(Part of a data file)
..........
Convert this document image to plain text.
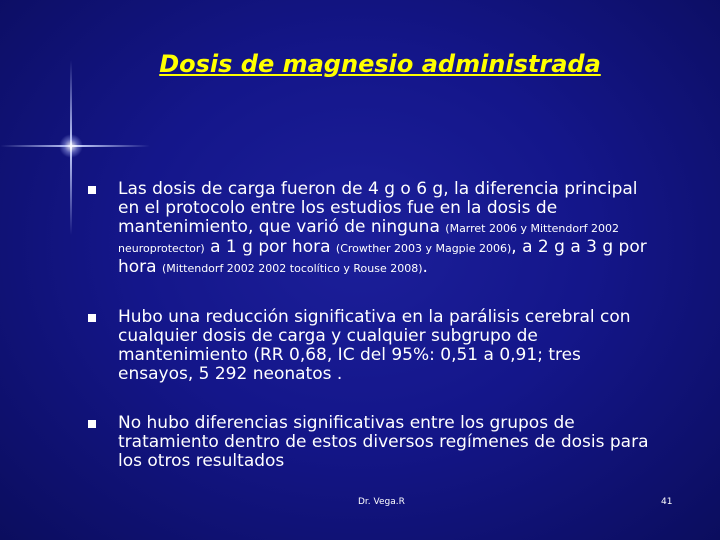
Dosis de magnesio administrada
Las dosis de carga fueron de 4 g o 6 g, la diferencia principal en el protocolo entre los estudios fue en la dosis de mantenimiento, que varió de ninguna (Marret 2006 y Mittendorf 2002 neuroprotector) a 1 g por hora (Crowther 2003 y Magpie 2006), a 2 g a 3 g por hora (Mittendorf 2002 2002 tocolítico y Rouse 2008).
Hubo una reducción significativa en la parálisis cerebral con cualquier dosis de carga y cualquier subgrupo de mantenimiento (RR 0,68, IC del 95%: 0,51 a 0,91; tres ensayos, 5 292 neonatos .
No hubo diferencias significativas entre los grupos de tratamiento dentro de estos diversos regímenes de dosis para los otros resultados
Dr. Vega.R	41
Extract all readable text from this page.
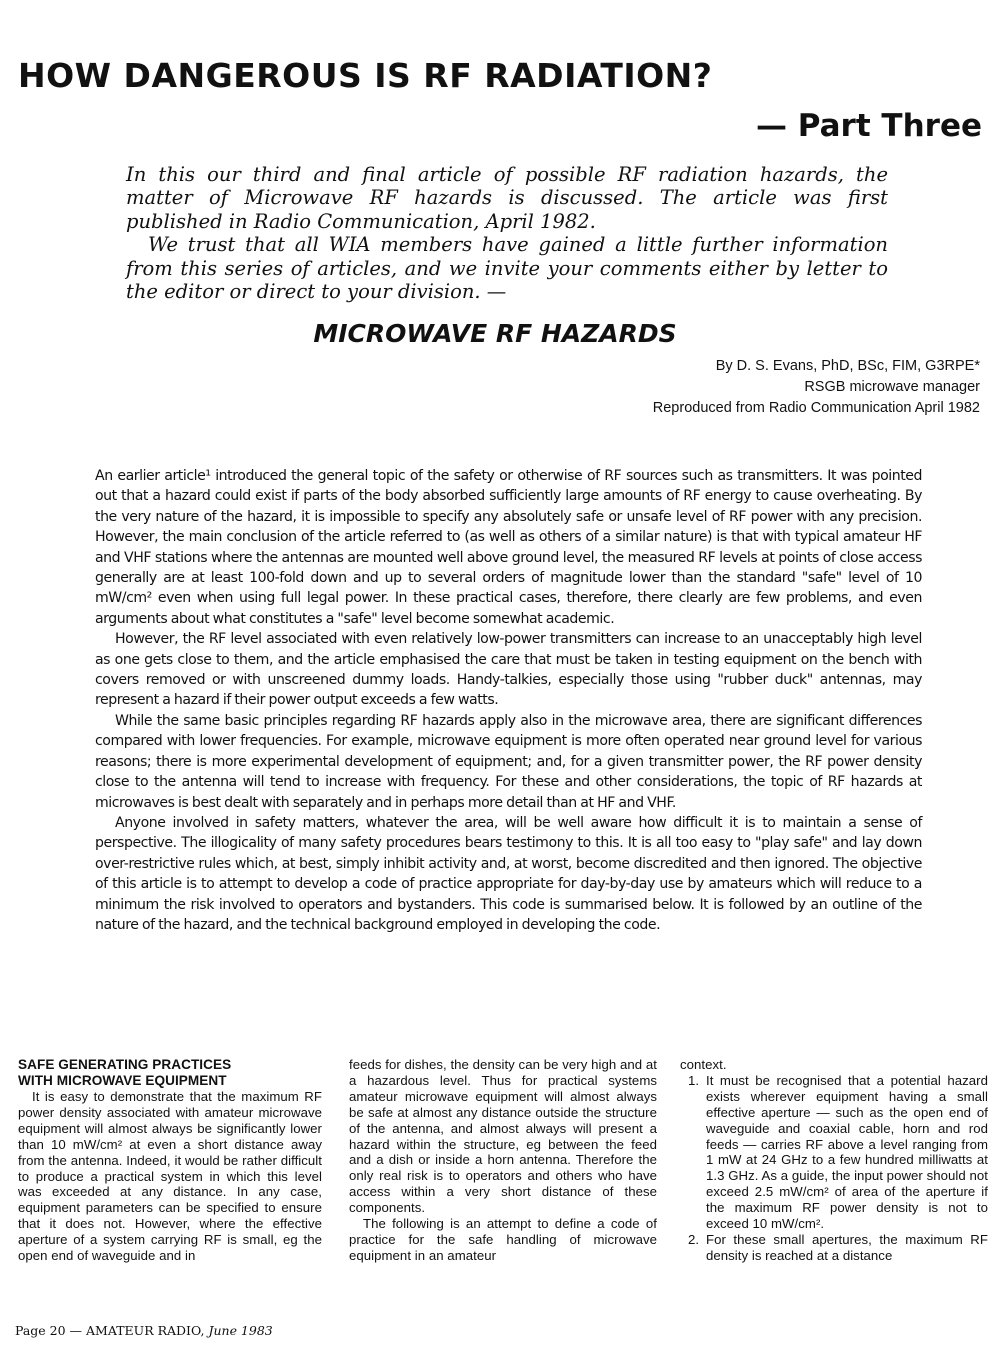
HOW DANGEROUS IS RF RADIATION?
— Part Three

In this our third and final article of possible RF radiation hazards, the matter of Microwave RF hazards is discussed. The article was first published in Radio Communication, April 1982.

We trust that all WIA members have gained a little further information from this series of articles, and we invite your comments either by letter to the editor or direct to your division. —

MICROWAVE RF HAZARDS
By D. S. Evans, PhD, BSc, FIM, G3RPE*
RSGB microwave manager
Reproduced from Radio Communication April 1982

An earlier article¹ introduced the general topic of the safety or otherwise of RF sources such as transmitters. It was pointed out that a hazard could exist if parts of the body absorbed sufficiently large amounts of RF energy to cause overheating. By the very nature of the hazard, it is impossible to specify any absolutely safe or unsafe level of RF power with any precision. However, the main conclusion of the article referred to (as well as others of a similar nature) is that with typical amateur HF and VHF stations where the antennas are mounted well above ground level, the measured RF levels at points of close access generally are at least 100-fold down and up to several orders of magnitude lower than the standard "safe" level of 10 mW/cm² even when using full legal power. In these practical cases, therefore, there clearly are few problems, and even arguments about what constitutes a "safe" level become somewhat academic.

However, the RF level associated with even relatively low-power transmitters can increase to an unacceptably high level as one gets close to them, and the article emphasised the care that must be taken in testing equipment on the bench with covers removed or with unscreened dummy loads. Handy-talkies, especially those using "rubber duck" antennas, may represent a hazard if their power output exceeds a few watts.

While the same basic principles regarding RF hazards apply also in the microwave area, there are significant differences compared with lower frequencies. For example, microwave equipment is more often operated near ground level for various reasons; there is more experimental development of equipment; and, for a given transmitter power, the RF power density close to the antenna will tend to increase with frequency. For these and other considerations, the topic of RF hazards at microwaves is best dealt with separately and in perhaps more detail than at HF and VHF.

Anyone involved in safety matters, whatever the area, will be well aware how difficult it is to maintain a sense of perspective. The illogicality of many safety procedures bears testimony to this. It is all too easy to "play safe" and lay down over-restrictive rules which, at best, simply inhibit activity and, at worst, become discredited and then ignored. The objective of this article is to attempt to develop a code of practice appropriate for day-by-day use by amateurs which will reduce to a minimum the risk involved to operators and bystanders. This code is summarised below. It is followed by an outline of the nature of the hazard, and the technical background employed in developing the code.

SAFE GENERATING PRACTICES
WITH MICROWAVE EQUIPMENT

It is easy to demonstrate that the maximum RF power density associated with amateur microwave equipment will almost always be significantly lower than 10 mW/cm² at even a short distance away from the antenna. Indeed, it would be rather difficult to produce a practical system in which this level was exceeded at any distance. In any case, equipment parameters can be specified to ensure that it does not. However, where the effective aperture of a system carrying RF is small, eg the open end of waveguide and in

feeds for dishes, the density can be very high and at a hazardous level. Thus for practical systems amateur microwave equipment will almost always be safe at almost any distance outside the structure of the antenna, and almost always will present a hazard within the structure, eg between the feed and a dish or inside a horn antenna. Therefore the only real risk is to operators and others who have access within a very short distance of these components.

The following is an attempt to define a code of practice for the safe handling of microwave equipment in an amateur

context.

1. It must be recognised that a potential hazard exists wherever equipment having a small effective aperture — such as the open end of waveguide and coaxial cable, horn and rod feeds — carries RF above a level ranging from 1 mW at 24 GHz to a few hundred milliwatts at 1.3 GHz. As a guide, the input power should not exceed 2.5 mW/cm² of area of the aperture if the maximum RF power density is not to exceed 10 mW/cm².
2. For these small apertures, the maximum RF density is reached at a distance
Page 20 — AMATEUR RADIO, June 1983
..........
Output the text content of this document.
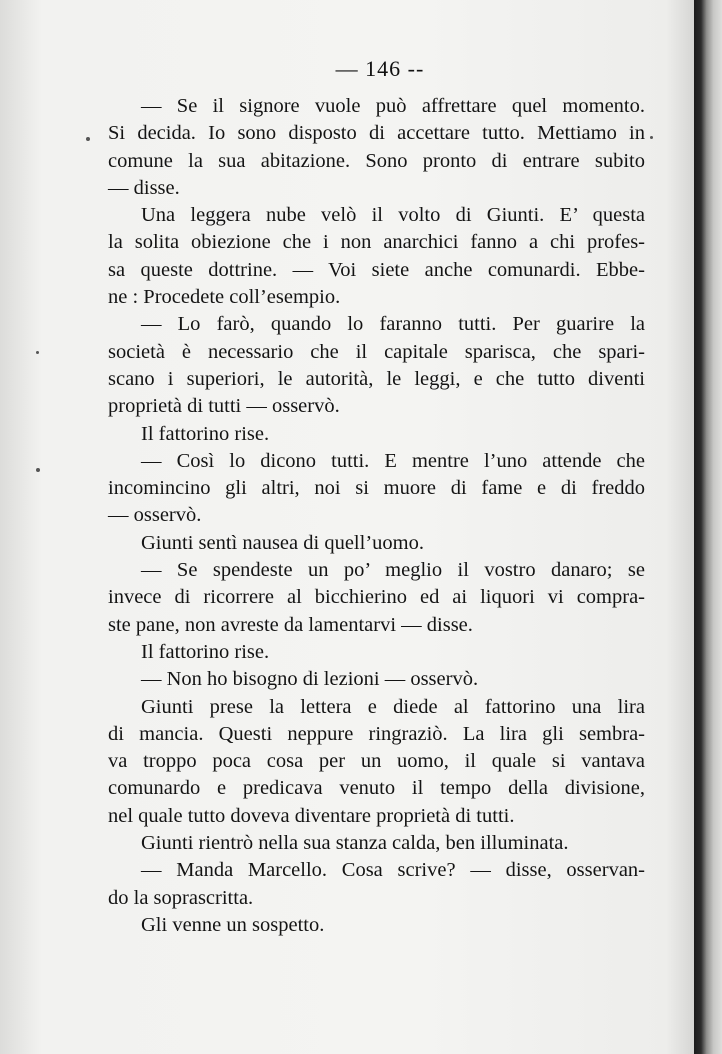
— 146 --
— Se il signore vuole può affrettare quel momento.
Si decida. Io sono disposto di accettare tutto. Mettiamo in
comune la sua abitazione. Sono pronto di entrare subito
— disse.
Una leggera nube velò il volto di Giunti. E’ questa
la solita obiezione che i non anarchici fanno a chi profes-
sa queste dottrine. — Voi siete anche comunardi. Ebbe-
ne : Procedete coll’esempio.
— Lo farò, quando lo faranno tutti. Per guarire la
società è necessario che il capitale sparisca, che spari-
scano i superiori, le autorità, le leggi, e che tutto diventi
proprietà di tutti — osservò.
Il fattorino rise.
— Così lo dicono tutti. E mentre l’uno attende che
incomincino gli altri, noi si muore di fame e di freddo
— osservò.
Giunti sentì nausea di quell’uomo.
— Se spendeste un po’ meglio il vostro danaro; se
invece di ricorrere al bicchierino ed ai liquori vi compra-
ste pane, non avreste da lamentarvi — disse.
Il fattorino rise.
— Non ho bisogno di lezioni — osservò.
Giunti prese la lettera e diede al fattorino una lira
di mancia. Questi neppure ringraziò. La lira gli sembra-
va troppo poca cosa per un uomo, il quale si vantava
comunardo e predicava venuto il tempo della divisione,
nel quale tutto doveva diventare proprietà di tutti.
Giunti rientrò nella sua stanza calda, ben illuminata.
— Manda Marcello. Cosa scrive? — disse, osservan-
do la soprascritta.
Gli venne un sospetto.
..........
• SHORT TASK: Determine how many lines of this listing contain "mantenimiento", and give only the number.

• THE RESULT: 2